▶ Extracted entries
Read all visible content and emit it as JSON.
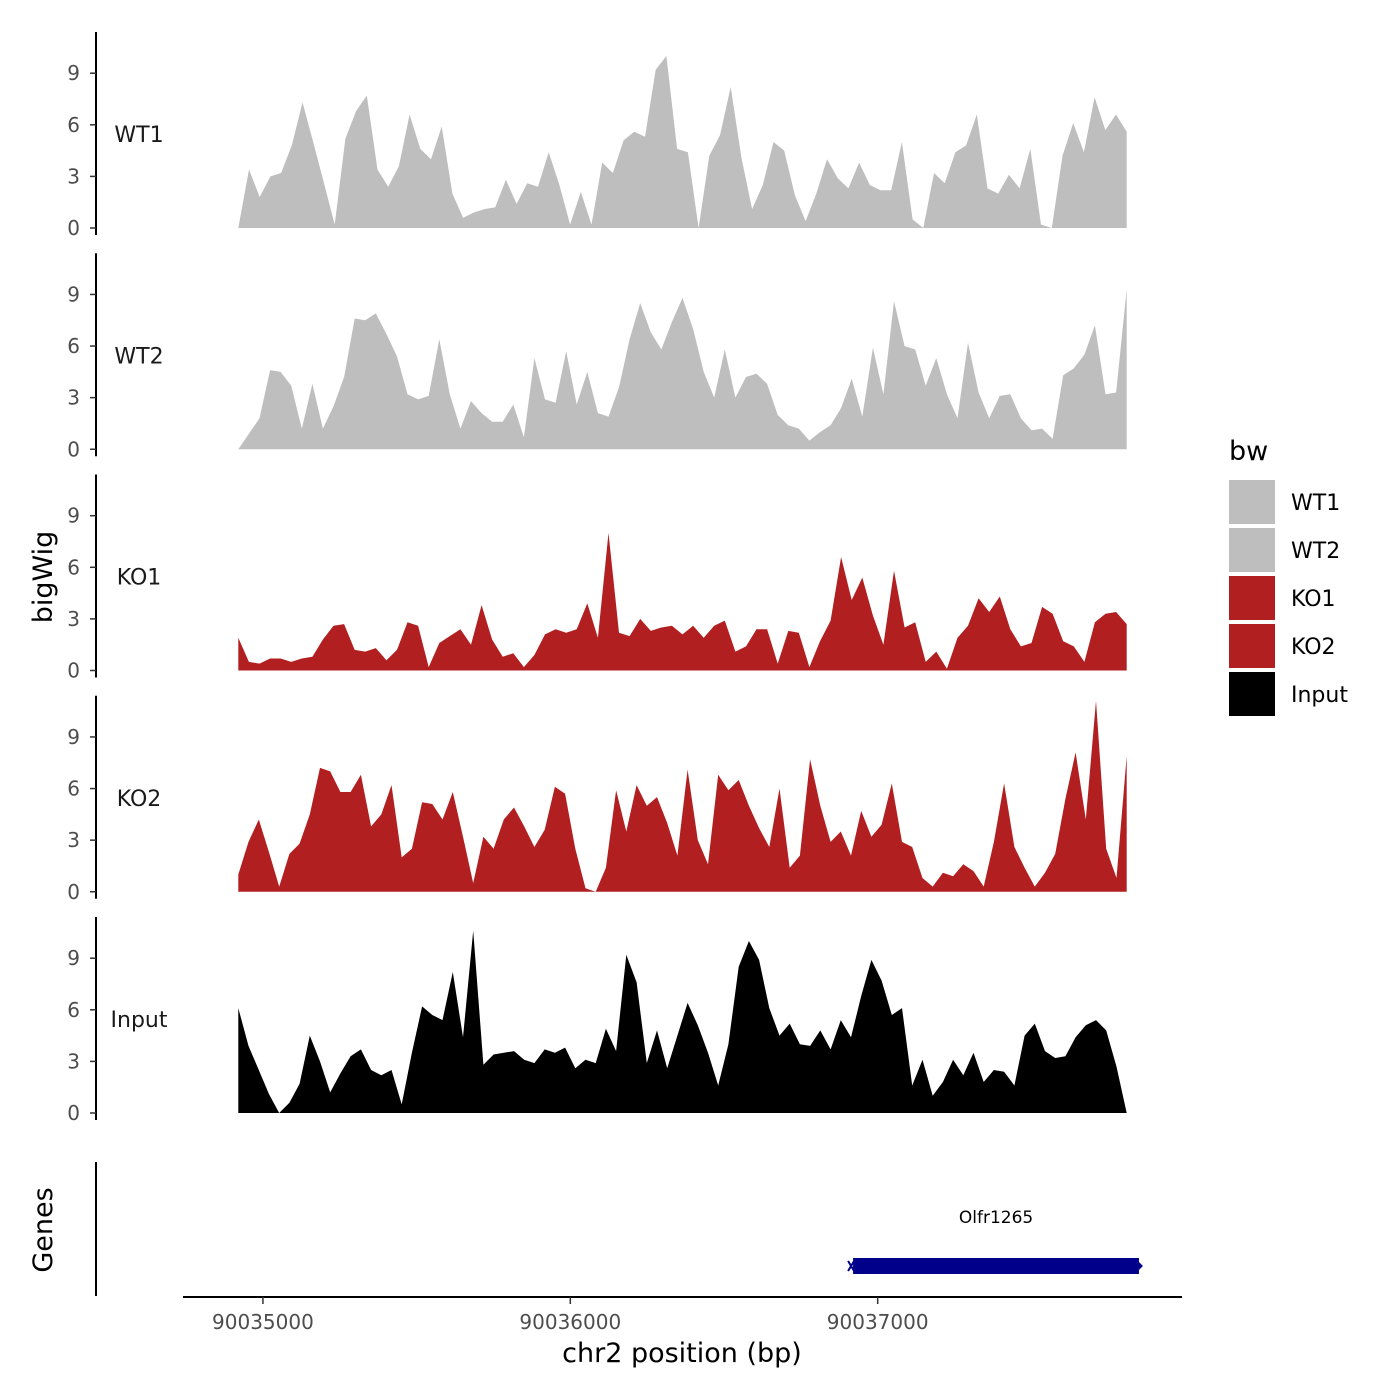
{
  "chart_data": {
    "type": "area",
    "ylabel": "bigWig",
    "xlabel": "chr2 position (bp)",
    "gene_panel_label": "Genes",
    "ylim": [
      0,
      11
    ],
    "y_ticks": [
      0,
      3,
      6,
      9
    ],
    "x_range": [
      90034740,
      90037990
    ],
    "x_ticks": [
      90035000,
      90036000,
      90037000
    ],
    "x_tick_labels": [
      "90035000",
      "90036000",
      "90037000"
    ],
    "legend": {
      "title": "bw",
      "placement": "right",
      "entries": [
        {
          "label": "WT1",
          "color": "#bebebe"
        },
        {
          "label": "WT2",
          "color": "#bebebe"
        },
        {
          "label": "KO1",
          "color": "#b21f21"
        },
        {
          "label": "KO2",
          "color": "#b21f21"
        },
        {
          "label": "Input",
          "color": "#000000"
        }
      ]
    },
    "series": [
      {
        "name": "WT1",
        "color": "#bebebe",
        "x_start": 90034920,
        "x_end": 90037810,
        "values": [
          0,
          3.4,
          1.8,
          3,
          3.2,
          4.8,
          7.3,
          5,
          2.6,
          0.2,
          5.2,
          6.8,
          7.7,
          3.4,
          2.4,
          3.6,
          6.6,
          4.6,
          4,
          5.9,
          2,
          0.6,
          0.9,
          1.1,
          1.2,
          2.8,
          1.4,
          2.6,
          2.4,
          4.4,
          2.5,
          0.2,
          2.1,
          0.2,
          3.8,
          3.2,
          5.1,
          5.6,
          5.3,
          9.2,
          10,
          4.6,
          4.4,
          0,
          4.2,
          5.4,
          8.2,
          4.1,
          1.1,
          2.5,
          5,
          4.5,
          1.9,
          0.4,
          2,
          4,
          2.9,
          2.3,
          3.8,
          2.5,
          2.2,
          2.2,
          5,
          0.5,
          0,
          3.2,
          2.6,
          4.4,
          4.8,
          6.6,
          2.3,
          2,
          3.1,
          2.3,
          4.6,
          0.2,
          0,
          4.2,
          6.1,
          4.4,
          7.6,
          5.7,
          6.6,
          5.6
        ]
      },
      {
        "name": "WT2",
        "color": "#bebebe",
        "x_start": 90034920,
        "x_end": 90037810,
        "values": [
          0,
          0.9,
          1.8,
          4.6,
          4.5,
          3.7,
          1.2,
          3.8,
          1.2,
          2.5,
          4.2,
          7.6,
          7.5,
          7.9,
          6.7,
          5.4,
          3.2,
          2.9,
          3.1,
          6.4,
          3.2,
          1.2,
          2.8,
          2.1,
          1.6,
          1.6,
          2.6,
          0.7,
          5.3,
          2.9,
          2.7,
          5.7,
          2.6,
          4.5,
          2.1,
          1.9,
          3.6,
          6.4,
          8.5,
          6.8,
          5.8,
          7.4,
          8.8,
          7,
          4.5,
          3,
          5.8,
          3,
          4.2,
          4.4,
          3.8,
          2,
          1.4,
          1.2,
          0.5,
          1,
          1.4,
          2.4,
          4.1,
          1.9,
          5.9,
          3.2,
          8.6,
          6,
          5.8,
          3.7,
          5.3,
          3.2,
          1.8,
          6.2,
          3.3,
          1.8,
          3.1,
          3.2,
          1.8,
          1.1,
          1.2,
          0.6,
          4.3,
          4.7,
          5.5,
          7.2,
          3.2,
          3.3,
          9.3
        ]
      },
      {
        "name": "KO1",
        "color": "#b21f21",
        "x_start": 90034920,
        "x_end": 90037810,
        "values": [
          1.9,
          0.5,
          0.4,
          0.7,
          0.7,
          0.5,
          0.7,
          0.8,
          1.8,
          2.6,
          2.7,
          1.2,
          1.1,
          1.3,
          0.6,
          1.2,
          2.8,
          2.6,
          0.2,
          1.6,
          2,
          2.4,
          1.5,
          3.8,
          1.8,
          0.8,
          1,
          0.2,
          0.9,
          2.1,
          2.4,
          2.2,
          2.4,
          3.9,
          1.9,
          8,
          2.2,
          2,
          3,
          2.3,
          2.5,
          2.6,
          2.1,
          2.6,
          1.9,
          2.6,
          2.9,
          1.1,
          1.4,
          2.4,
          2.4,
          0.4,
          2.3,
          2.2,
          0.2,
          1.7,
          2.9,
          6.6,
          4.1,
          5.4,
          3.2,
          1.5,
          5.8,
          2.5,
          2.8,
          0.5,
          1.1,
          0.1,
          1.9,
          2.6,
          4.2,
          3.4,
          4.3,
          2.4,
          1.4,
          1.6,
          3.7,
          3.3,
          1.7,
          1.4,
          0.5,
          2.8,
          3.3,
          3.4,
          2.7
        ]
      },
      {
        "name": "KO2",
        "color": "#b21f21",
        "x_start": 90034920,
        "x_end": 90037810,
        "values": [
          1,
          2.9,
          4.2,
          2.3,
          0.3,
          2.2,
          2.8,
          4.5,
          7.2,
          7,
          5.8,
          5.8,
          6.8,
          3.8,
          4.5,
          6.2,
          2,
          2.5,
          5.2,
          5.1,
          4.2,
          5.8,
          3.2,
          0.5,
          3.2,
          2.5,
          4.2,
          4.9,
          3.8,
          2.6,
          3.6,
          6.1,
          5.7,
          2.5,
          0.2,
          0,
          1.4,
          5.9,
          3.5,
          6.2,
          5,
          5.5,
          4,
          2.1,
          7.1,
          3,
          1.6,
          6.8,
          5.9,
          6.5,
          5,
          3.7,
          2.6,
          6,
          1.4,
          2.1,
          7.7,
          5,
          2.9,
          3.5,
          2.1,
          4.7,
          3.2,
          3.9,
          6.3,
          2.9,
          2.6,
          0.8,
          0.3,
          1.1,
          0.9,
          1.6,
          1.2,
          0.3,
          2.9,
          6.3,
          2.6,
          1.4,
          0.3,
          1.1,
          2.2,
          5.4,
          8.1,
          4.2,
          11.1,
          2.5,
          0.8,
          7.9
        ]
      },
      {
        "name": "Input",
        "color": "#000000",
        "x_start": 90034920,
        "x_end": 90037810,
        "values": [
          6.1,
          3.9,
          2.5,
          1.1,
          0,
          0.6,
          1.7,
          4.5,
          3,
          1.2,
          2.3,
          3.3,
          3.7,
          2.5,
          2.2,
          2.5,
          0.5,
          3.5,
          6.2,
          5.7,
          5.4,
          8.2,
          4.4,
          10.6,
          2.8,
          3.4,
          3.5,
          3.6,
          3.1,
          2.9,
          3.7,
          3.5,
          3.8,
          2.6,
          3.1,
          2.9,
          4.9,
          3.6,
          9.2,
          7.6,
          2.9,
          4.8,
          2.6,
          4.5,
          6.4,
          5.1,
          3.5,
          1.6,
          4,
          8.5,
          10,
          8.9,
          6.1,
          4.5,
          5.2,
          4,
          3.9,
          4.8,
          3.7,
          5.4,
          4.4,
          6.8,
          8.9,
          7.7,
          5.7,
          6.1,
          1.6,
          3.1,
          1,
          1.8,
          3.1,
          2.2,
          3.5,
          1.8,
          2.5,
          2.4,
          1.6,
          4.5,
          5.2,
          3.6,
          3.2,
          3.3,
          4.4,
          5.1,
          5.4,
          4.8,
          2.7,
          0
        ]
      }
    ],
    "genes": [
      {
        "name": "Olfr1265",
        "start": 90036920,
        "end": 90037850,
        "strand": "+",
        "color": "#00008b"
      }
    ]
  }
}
---
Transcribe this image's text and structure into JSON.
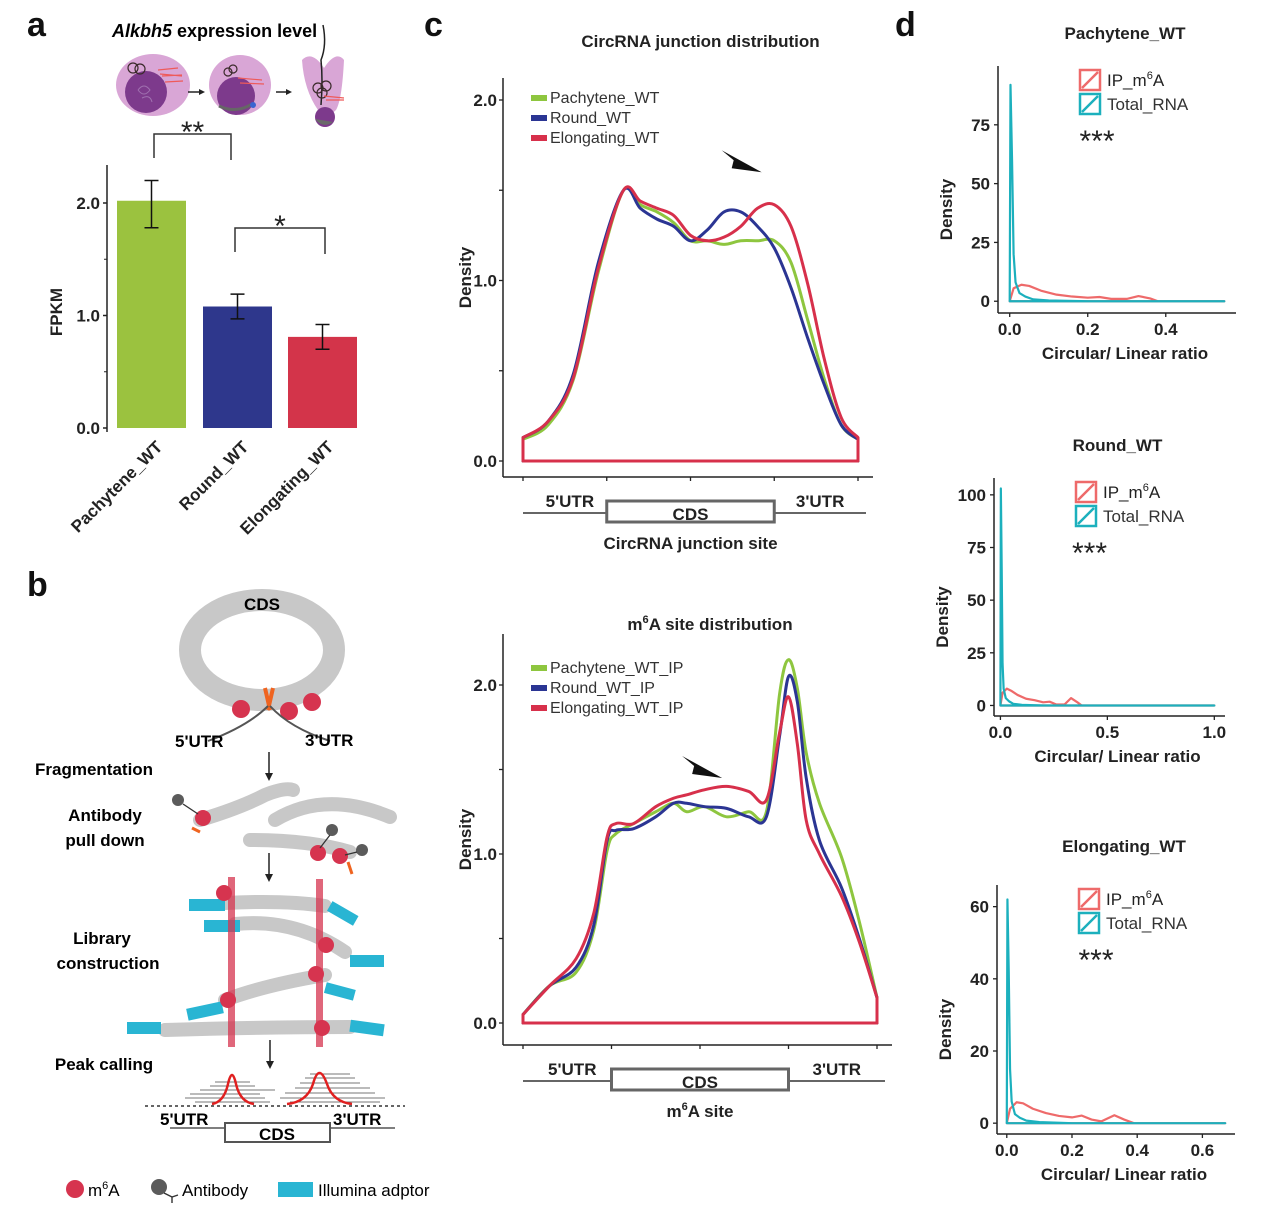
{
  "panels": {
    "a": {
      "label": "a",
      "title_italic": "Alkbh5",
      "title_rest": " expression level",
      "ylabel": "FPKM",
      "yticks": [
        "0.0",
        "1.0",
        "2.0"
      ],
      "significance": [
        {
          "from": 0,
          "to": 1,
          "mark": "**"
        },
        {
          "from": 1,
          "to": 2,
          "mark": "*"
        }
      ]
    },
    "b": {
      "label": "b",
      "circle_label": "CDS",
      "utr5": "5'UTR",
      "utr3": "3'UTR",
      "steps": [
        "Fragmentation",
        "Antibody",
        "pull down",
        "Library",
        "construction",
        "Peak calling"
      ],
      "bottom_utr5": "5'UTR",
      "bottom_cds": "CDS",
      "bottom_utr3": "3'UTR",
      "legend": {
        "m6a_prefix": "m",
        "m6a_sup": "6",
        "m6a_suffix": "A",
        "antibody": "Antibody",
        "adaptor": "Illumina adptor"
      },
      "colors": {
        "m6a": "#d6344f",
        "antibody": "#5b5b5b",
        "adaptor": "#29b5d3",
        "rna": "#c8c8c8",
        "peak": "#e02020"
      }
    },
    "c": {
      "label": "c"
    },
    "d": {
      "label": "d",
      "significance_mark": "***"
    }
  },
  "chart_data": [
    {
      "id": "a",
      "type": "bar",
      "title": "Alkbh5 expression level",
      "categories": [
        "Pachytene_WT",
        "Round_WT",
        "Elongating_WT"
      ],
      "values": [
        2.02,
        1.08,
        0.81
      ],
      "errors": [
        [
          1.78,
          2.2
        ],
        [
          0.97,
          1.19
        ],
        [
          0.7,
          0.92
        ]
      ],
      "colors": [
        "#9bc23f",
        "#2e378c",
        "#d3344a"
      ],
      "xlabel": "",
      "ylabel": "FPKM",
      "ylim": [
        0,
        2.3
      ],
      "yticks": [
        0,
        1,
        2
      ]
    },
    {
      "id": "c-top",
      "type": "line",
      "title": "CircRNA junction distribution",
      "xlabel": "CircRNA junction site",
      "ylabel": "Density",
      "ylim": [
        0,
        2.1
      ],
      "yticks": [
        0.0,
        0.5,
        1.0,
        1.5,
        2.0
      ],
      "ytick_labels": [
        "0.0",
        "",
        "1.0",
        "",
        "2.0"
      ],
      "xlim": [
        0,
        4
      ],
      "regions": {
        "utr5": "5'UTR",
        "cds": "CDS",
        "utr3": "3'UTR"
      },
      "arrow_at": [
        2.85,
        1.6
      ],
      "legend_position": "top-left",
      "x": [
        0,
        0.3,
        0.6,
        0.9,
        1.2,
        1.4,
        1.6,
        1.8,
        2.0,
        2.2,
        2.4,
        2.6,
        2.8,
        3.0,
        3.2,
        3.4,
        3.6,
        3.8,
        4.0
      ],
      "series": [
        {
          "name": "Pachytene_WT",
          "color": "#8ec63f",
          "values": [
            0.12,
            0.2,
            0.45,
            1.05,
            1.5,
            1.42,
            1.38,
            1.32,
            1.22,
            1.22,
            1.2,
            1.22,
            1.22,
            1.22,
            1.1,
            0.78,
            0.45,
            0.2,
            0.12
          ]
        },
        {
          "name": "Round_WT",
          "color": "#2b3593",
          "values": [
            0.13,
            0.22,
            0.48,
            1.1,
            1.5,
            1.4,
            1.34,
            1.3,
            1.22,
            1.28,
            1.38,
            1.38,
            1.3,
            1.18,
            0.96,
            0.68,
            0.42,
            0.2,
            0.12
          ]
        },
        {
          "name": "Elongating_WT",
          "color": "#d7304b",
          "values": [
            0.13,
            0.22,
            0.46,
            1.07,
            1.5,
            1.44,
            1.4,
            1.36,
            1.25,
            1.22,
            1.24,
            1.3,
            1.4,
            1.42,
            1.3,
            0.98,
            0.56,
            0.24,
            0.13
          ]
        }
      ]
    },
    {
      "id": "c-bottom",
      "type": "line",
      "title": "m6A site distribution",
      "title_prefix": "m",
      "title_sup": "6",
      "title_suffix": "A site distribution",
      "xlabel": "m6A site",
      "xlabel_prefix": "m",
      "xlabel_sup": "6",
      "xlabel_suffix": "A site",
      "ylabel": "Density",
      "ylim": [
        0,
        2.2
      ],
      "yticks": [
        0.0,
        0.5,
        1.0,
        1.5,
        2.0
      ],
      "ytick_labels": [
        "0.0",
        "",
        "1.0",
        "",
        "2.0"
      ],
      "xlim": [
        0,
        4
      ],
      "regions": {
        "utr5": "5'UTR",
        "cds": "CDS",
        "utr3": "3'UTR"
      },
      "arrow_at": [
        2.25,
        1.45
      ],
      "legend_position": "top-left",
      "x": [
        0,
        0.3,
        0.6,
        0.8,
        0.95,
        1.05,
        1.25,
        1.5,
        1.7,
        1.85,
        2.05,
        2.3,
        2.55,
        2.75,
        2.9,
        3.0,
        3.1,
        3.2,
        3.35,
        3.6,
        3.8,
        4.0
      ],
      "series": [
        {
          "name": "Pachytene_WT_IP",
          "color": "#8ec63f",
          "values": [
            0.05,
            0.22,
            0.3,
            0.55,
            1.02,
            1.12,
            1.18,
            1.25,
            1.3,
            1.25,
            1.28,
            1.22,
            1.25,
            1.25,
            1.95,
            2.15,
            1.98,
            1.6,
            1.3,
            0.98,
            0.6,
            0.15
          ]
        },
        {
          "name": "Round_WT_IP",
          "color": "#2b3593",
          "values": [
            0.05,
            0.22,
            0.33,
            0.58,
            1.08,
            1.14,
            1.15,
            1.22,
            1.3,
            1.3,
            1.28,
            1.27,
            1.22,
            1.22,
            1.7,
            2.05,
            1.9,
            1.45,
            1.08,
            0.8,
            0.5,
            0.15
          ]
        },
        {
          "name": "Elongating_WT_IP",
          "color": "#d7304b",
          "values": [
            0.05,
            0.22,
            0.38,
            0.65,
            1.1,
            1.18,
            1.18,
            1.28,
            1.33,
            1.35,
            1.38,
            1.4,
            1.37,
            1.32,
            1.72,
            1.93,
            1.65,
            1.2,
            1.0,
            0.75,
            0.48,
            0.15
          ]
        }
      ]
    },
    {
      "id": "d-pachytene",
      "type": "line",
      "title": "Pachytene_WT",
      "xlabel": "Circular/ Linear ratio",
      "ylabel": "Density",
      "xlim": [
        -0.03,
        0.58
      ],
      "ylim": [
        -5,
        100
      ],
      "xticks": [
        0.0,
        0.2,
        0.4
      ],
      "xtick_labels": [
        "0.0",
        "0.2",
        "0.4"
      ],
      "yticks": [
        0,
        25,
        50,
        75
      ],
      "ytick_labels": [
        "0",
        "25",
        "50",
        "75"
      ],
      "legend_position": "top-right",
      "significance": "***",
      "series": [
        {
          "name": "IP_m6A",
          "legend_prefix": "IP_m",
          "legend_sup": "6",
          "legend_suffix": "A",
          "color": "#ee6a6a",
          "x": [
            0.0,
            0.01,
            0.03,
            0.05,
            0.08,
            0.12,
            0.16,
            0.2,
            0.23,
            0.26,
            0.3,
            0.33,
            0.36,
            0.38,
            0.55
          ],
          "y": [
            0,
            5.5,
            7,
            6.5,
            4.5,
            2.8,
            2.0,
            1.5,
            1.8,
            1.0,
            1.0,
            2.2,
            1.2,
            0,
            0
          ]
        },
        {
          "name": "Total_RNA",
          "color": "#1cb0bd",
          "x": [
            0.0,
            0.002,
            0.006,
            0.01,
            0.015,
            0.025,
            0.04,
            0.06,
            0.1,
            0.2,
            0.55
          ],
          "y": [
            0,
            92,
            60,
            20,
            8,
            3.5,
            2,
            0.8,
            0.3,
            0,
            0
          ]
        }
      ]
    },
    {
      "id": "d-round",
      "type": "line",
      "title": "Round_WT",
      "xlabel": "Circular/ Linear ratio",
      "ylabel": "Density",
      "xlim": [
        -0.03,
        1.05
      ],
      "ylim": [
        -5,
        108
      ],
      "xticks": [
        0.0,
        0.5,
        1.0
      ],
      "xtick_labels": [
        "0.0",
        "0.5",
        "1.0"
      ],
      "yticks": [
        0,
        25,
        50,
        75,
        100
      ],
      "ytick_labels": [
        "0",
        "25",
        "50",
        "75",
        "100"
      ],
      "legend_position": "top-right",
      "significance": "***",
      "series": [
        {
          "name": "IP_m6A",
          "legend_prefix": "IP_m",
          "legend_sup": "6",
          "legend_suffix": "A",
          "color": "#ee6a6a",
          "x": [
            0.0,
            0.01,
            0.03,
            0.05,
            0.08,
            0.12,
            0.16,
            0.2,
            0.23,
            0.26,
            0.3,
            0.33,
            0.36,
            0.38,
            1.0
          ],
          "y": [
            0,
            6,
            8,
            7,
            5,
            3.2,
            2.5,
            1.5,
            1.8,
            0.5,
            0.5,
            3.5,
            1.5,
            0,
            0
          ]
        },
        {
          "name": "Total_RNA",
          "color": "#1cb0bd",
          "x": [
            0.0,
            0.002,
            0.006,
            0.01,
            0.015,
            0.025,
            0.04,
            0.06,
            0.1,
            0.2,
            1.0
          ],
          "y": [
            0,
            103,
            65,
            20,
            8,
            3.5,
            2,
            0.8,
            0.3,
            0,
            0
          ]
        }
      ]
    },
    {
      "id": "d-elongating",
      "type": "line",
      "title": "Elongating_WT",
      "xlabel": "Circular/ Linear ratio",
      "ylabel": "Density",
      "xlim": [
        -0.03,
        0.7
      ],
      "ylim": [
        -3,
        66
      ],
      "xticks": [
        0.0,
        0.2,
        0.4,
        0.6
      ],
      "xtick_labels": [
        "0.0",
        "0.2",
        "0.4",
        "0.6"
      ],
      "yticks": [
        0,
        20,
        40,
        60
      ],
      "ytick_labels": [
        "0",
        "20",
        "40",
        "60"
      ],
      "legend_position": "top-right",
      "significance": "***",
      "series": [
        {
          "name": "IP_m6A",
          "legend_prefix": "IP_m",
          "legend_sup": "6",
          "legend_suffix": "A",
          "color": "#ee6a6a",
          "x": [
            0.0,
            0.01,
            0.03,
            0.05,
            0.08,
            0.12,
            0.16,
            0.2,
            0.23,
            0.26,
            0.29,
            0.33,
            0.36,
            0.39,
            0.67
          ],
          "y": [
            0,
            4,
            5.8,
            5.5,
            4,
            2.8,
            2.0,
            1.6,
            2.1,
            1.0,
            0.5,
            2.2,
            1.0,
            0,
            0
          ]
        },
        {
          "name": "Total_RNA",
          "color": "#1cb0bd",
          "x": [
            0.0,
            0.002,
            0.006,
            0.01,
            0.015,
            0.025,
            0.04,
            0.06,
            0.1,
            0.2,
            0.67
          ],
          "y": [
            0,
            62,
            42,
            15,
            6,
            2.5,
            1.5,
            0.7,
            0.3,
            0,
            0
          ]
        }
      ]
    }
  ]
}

▶ Work order
Only lines holding the word "distribution" are wanted, so copy each of them from the records above.

▶ Worked solution
      "title": "CircRNA junction distribution",
      "title": "m6A site distribution",
      "title_suffix": "A site distribution",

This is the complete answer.